» **WORK TO COMPLETE**: Determine how many lines include "мимо". Give the number and nothing else.

» **DATA SHOWN**:
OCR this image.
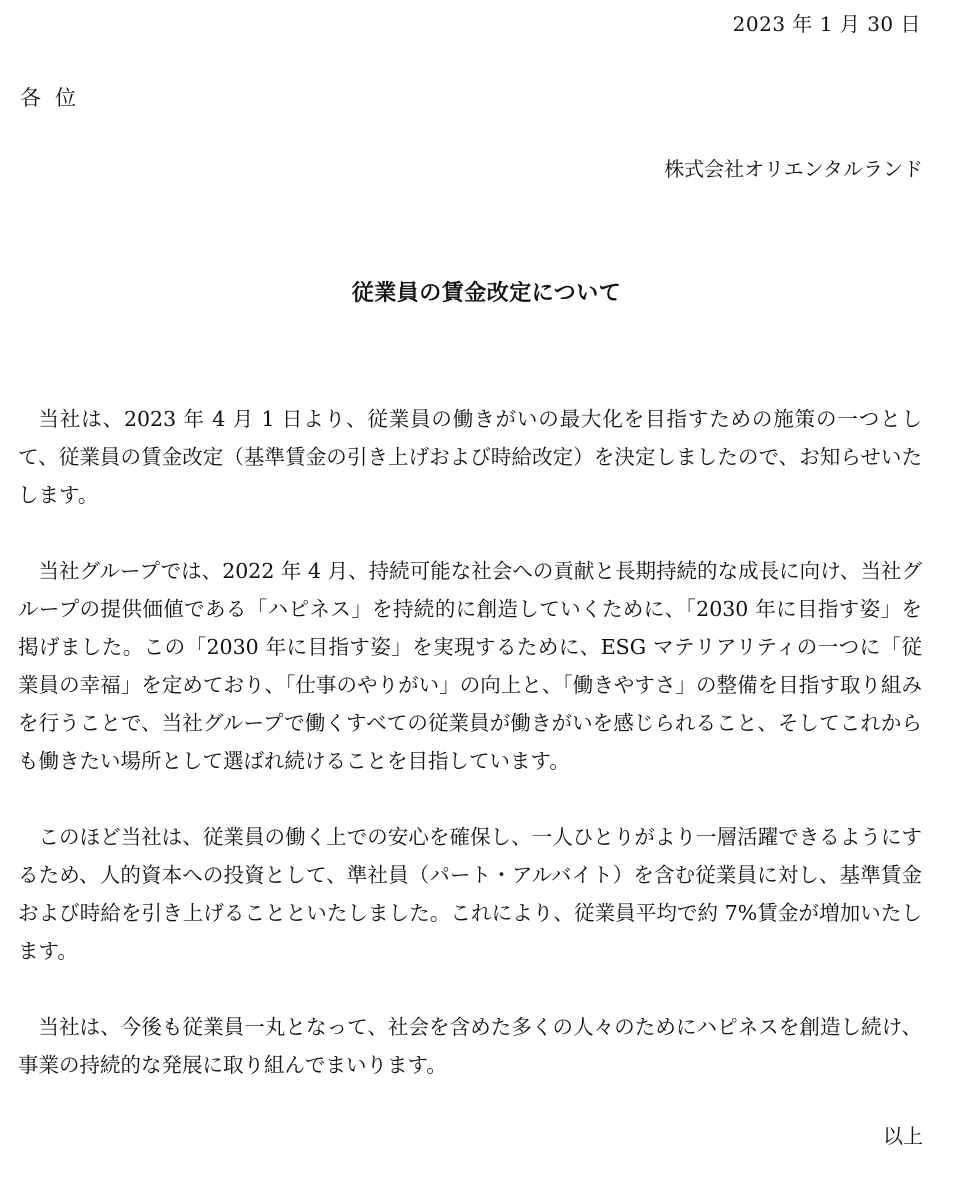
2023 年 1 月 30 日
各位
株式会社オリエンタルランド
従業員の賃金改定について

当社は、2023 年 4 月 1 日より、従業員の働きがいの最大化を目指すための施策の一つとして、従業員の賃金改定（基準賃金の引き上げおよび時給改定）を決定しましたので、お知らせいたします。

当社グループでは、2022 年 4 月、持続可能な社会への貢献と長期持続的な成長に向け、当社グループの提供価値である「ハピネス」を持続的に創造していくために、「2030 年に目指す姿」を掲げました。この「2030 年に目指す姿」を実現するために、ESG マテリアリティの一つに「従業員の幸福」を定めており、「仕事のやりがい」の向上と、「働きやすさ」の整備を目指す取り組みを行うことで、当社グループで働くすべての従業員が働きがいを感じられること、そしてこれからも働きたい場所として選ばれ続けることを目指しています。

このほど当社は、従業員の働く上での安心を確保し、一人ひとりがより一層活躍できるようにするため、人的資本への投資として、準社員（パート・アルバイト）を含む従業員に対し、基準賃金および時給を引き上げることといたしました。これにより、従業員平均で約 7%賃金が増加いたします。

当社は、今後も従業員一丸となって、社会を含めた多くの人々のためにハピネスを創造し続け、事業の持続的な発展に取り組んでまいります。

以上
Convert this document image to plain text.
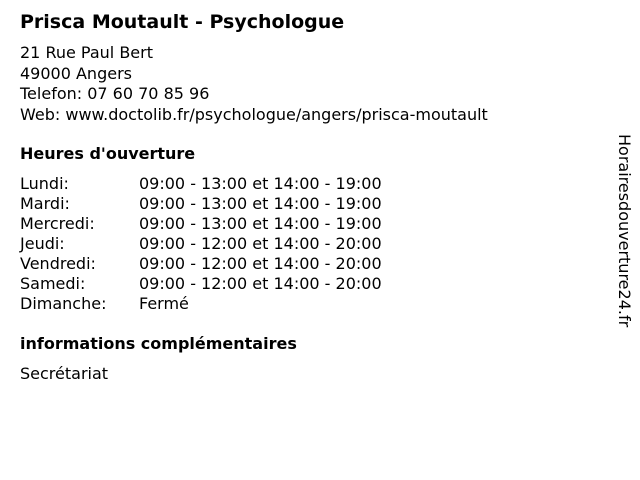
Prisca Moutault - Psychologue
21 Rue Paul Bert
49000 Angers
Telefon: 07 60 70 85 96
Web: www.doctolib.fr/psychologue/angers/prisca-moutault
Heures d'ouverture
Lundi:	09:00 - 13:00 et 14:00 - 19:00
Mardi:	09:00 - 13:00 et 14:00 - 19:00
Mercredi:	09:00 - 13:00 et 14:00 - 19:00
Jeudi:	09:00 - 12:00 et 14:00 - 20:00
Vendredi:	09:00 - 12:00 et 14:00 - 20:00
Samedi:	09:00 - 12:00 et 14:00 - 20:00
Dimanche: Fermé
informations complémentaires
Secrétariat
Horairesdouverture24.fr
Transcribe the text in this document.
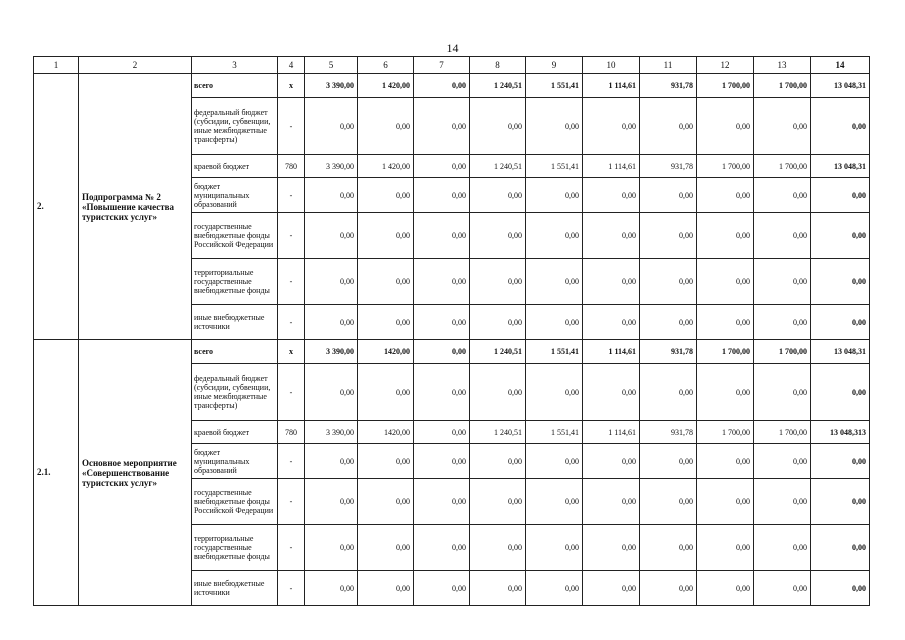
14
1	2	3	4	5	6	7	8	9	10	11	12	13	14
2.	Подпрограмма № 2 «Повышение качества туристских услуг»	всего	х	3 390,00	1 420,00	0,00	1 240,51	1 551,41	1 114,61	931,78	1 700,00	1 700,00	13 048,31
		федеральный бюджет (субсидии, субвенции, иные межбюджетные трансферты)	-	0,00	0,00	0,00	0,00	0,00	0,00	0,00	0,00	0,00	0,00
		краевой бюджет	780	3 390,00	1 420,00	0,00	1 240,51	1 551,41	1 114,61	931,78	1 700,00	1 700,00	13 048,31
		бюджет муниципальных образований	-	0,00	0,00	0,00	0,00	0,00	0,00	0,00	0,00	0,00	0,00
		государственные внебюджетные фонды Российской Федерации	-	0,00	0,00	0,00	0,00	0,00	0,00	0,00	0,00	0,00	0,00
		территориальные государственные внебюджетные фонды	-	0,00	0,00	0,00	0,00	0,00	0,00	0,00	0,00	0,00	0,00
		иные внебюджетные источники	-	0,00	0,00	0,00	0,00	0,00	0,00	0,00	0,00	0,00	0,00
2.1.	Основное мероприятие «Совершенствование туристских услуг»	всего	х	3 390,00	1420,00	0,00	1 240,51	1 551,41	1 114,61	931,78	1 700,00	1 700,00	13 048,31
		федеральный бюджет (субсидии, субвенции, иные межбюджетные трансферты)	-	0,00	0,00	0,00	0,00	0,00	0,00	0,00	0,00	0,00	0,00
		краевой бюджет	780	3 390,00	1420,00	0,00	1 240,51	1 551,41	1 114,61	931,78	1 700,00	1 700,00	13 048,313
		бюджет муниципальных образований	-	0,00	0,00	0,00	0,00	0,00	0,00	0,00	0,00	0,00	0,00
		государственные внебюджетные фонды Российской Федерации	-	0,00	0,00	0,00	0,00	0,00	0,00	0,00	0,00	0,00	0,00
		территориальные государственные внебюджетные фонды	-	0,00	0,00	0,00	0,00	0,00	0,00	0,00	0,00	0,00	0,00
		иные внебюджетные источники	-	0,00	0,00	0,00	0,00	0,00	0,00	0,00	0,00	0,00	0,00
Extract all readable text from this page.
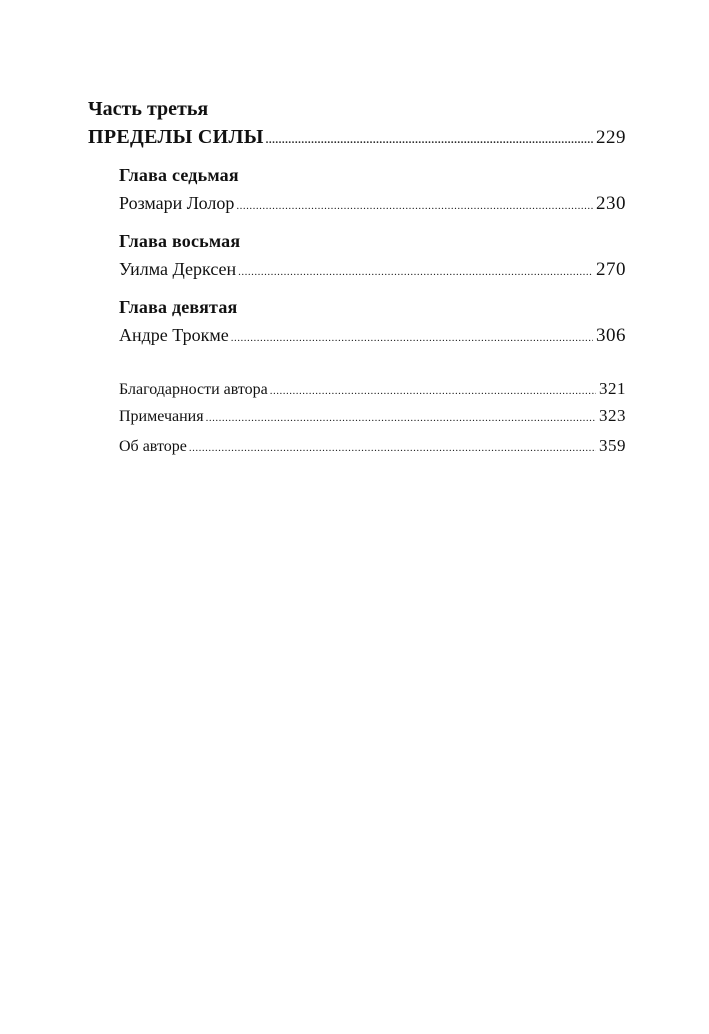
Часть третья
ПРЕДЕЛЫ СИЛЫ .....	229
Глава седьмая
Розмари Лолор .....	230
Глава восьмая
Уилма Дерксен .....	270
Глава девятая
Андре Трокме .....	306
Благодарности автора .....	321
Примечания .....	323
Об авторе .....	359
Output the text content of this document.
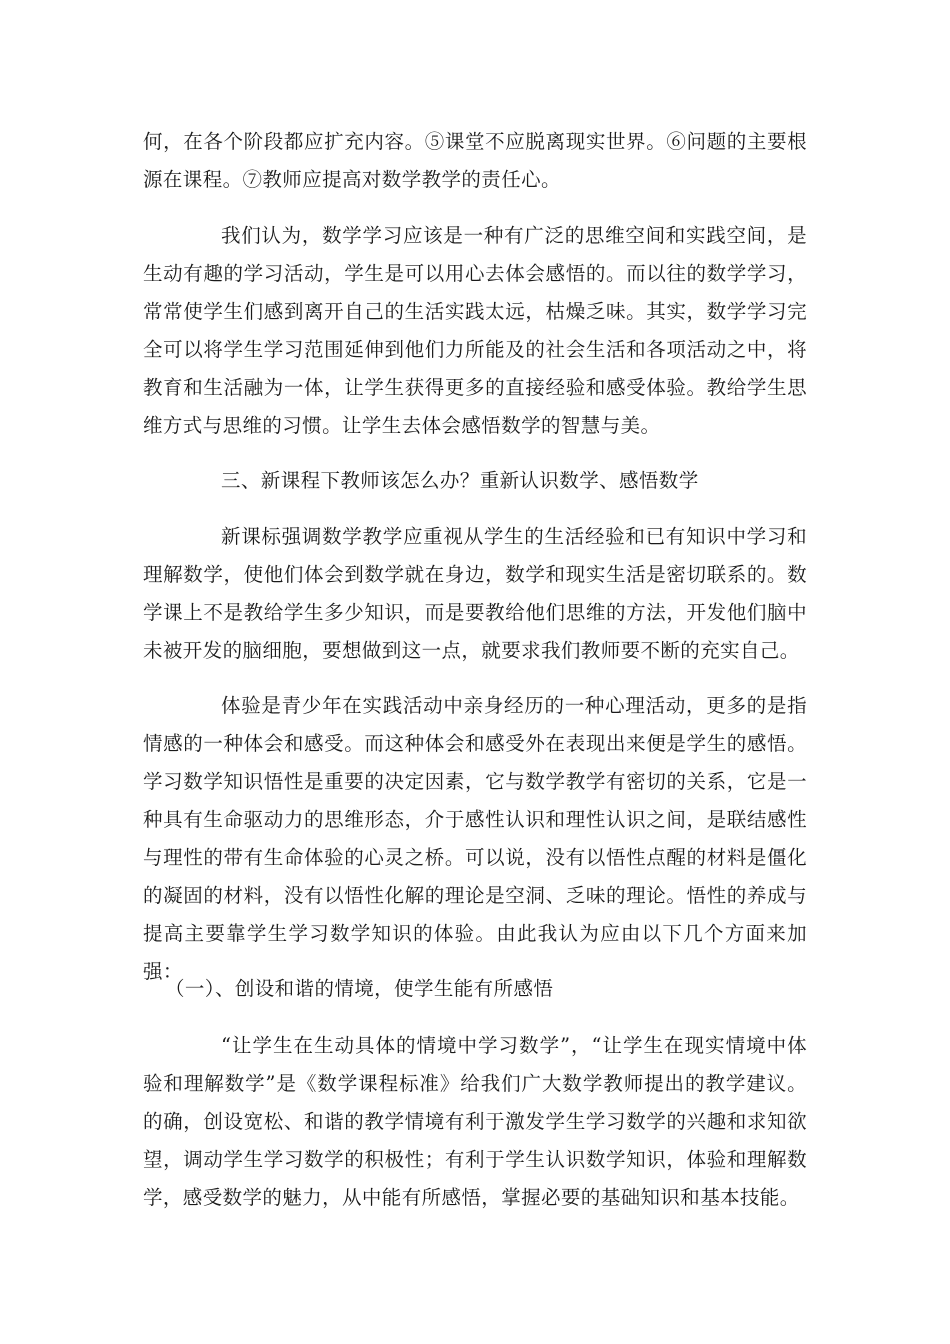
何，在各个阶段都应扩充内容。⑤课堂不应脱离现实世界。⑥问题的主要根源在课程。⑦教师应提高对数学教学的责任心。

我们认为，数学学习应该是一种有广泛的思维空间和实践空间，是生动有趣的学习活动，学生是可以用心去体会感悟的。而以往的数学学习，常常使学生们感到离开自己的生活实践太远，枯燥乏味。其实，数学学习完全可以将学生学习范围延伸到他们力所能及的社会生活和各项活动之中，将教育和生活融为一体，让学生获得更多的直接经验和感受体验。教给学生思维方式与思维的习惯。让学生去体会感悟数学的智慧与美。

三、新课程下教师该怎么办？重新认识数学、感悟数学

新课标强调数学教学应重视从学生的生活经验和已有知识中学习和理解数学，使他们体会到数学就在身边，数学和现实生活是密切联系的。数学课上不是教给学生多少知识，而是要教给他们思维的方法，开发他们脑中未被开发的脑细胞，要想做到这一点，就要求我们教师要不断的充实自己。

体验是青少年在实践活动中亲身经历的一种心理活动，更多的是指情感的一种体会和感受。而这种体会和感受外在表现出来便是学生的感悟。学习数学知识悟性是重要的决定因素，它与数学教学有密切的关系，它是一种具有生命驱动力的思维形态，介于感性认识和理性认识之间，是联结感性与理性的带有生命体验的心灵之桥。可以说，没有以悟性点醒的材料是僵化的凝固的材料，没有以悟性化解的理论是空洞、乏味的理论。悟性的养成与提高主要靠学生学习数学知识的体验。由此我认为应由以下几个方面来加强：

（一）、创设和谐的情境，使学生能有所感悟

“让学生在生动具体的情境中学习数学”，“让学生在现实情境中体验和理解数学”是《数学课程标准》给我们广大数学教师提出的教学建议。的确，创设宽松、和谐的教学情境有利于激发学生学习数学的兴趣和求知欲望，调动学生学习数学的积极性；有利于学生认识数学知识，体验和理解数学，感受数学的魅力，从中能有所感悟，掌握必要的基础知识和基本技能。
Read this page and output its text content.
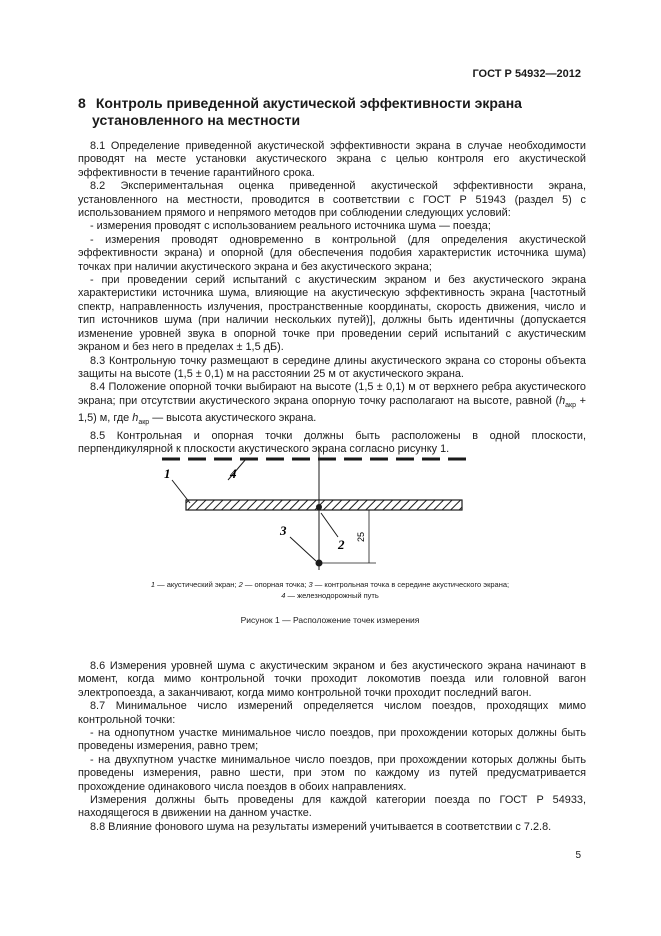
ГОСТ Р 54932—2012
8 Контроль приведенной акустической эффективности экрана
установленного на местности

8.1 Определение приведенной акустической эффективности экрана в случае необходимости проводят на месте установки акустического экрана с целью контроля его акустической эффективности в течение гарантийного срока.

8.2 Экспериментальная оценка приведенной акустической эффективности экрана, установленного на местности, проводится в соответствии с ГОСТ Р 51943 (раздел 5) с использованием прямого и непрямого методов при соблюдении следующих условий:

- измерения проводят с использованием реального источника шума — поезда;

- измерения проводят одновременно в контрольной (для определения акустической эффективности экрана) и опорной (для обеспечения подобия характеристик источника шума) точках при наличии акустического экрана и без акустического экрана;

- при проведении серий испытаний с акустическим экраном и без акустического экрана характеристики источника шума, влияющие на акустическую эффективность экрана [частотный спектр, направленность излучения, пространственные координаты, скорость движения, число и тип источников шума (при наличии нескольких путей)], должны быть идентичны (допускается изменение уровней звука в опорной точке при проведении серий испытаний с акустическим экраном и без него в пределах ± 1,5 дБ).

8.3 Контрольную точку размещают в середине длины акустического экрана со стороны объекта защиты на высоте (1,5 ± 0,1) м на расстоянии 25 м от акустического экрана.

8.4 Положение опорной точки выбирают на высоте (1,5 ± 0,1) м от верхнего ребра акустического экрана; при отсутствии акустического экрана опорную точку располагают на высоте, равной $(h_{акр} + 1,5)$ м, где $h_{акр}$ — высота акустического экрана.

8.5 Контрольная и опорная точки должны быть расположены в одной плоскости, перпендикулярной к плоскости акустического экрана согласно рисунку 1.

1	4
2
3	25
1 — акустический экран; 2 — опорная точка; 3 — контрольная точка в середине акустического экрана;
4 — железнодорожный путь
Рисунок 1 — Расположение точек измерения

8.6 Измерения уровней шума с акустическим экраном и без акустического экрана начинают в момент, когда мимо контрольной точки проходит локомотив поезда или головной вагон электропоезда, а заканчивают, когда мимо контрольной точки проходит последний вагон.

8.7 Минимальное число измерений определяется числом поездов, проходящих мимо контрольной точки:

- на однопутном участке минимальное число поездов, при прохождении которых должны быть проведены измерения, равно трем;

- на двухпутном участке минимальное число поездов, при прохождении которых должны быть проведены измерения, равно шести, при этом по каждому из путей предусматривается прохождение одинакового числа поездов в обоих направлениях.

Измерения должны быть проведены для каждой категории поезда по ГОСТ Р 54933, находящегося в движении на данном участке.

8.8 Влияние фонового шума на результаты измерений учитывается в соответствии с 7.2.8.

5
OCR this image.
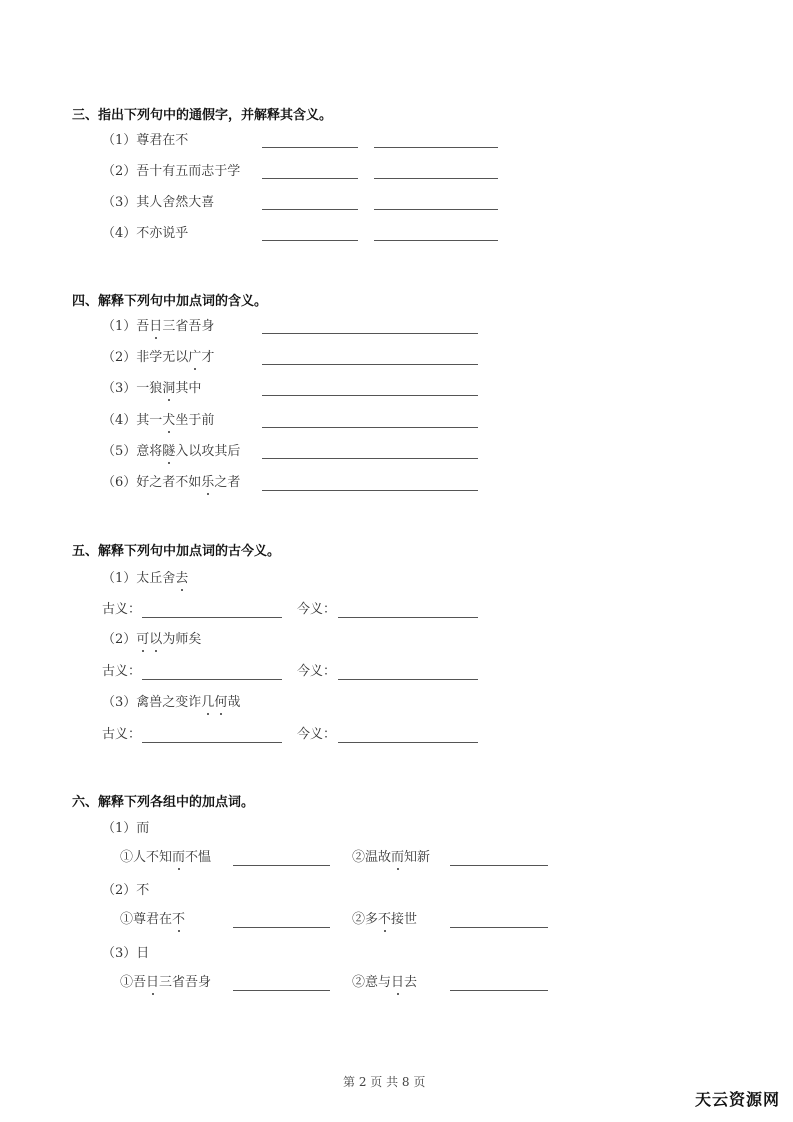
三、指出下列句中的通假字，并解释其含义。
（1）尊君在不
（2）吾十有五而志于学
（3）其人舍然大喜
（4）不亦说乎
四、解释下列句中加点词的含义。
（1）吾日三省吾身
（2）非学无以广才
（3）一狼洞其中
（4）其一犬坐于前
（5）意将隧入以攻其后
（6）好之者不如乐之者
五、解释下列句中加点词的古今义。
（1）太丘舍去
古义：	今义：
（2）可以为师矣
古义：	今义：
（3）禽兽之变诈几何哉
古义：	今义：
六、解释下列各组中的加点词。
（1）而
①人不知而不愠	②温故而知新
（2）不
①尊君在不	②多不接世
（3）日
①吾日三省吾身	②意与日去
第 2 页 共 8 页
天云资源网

» **REPLY TO THE EXERCISE**: 2